Check each line of the listing below for the string "scatto", and copy the ones that have it.

::::::

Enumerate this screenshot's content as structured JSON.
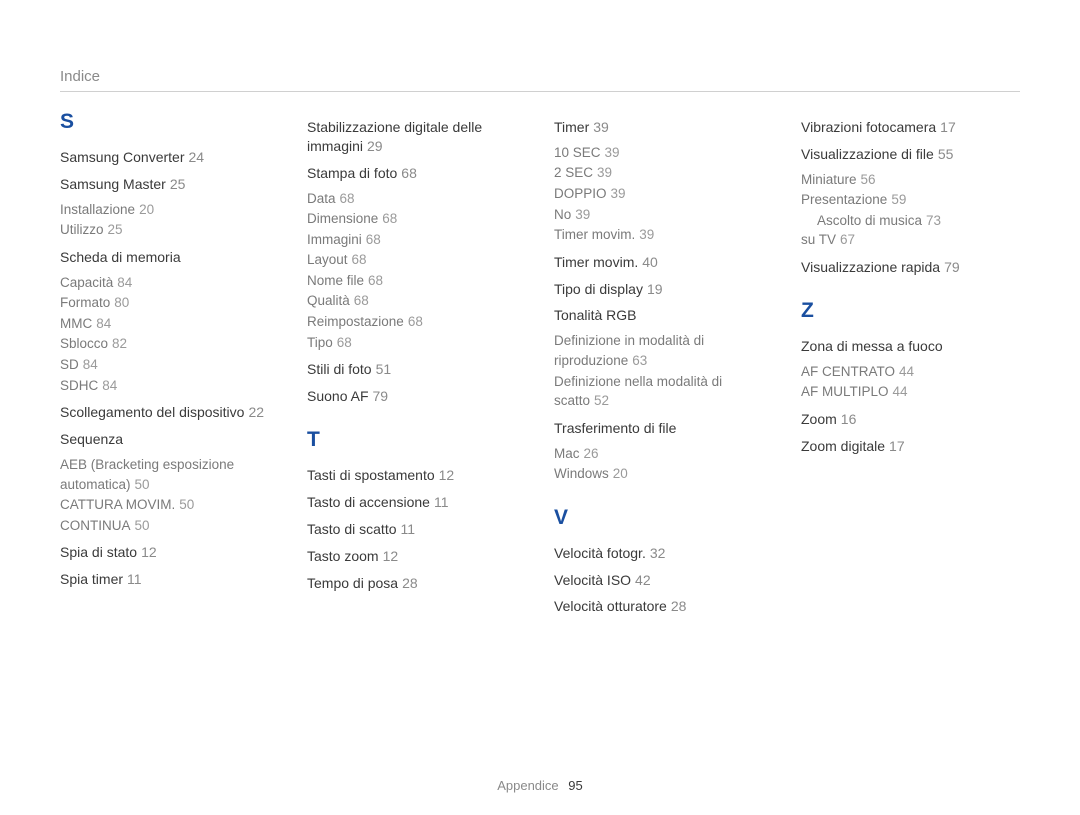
{
  "header": "Indice",
  "footer": {
    "label": "Appendice",
    "page": "95"
  },
  "columns": [
    [
      {
        "type": "letter",
        "text": "S"
      },
      {
        "type": "main",
        "label": "Samsung Converter",
        "page": "24"
      },
      {
        "type": "main",
        "label": "Samsung Master",
        "page": "25"
      },
      {
        "type": "sub",
        "label": "Installazione",
        "page": "20"
      },
      {
        "type": "sub",
        "label": "Utilizzo",
        "page": "25"
      },
      {
        "type": "main",
        "label": "Scheda di memoria",
        "page": ""
      },
      {
        "type": "sub",
        "label": "Capacità",
        "page": "84"
      },
      {
        "type": "sub",
        "label": "Formato",
        "page": "80"
      },
      {
        "type": "sub",
        "label": "MMC",
        "page": "84"
      },
      {
        "type": "sub",
        "label": "Sblocco",
        "page": "82"
      },
      {
        "type": "sub",
        "label": "SD",
        "page": "84"
      },
      {
        "type": "sub",
        "label": "SDHC",
        "page": "84"
      },
      {
        "type": "main",
        "label": "Scollegamento del dispositivo",
        "page": "22"
      },
      {
        "type": "main",
        "label": "Sequenza",
        "page": ""
      },
      {
        "type": "sub",
        "label": "AEB (Bracketing esposizione automatica)",
        "page": "50"
      },
      {
        "type": "sub",
        "label": "CATTURA MOVIM.",
        "page": "50"
      },
      {
        "type": "sub",
        "label": "CONTINUA",
        "page": "50"
      },
      {
        "type": "main",
        "label": "Spia di stato",
        "page": "12"
      },
      {
        "type": "main",
        "label": "Spia timer",
        "page": "11"
      }
    ],
    [
      {
        "type": "main",
        "label": "Stabilizzazione digitale delle immagini",
        "page": "29"
      },
      {
        "type": "main",
        "label": "Stampa di foto",
        "page": "68"
      },
      {
        "type": "sub",
        "label": "Data",
        "page": "68"
      },
      {
        "type": "sub",
        "label": "Dimensione",
        "page": "68"
      },
      {
        "type": "sub",
        "label": "Immagini",
        "page": "68"
      },
      {
        "type": "sub",
        "label": "Layout",
        "page": "68"
      },
      {
        "type": "sub",
        "label": "Nome file",
        "page": "68"
      },
      {
        "type": "sub",
        "label": "Qualità",
        "page": "68"
      },
      {
        "type": "sub",
        "label": "Reimpostazione",
        "page": "68"
      },
      {
        "type": "sub",
        "label": "Tipo",
        "page": "68"
      },
      {
        "type": "main",
        "label": "Stili di foto",
        "page": "51"
      },
      {
        "type": "main",
        "label": "Suono AF",
        "page": "79"
      },
      {
        "type": "letter",
        "text": "T"
      },
      {
        "type": "main",
        "label": "Tasti di spostamento",
        "page": "12"
      },
      {
        "type": "main",
        "label": "Tasto di accensione",
        "page": "11"
      },
      {
        "type": "main",
        "label": "Tasto di scatto",
        "page": "11"
      },
      {
        "type": "main",
        "label": "Tasto zoom",
        "page": "12"
      },
      {
        "type": "main",
        "label": "Tempo di posa",
        "page": "28"
      }
    ],
    [
      {
        "type": "main",
        "label": "Timer",
        "page": "39"
      },
      {
        "type": "sub",
        "label": "10 SEC",
        "page": "39"
      },
      {
        "type": "sub",
        "label": "2 SEC",
        "page": "39"
      },
      {
        "type": "sub",
        "label": "DOPPIO",
        "page": "39"
      },
      {
        "type": "sub",
        "label": "No",
        "page": "39"
      },
      {
        "type": "sub",
        "label": "Timer movim.",
        "page": "39"
      },
      {
        "type": "main",
        "label": "Timer movim.",
        "page": "40"
      },
      {
        "type": "main",
        "label": "Tipo di display",
        "page": "19"
      },
      {
        "type": "main",
        "label": "Tonalità RGB",
        "page": ""
      },
      {
        "type": "sub",
        "label": "Definizione in modalità di riproduzione",
        "page": "63"
      },
      {
        "type": "sub",
        "label": "Definizione nella modalità di scatto",
        "page": "52"
      },
      {
        "type": "main",
        "label": "Trasferimento di file",
        "page": ""
      },
      {
        "type": "sub",
        "label": "Mac",
        "page": "26"
      },
      {
        "type": "sub",
        "label": "Windows",
        "page": "20"
      },
      {
        "type": "letter",
        "text": "V"
      },
      {
        "type": "main",
        "label": "Velocità fotogr.",
        "page": "32"
      },
      {
        "type": "main",
        "label": "Velocità ISO",
        "page": "42"
      },
      {
        "type": "main",
        "label": "Velocità otturatore",
        "page": "28"
      }
    ],
    [
      {
        "type": "main",
        "label": "Vibrazioni fotocamera",
        "page": "17"
      },
      {
        "type": "main",
        "label": "Visualizzazione di file",
        "page": "55"
      },
      {
        "type": "sub",
        "label": "Miniature",
        "page": "56"
      },
      {
        "type": "sub",
        "label": "Presentazione",
        "page": "59"
      },
      {
        "type": "subsub",
        "label": "Ascolto di musica",
        "page": "73"
      },
      {
        "type": "sub",
        "label": "su TV",
        "page": "67"
      },
      {
        "type": "main",
        "label": "Visualizzazione rapida",
        "page": "79"
      },
      {
        "type": "letter",
        "text": "Z"
      },
      {
        "type": "main",
        "label": "Zona di messa a fuoco",
        "page": ""
      },
      {
        "type": "sub",
        "label": "AF CENTRATO",
        "page": "44"
      },
      {
        "type": "sub",
        "label": "AF MULTIPLO",
        "page": "44"
      },
      {
        "type": "main",
        "label": "Zoom",
        "page": "16"
      },
      {
        "type": "main",
        "label": "Zoom digitale",
        "page": "17"
      }
    ]
  ]
}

::::::

SOLUTION FOR THIS PROBLEM |
        "label": "Tasto di scatto",
        "label": "Definizione nella modalità di scatto",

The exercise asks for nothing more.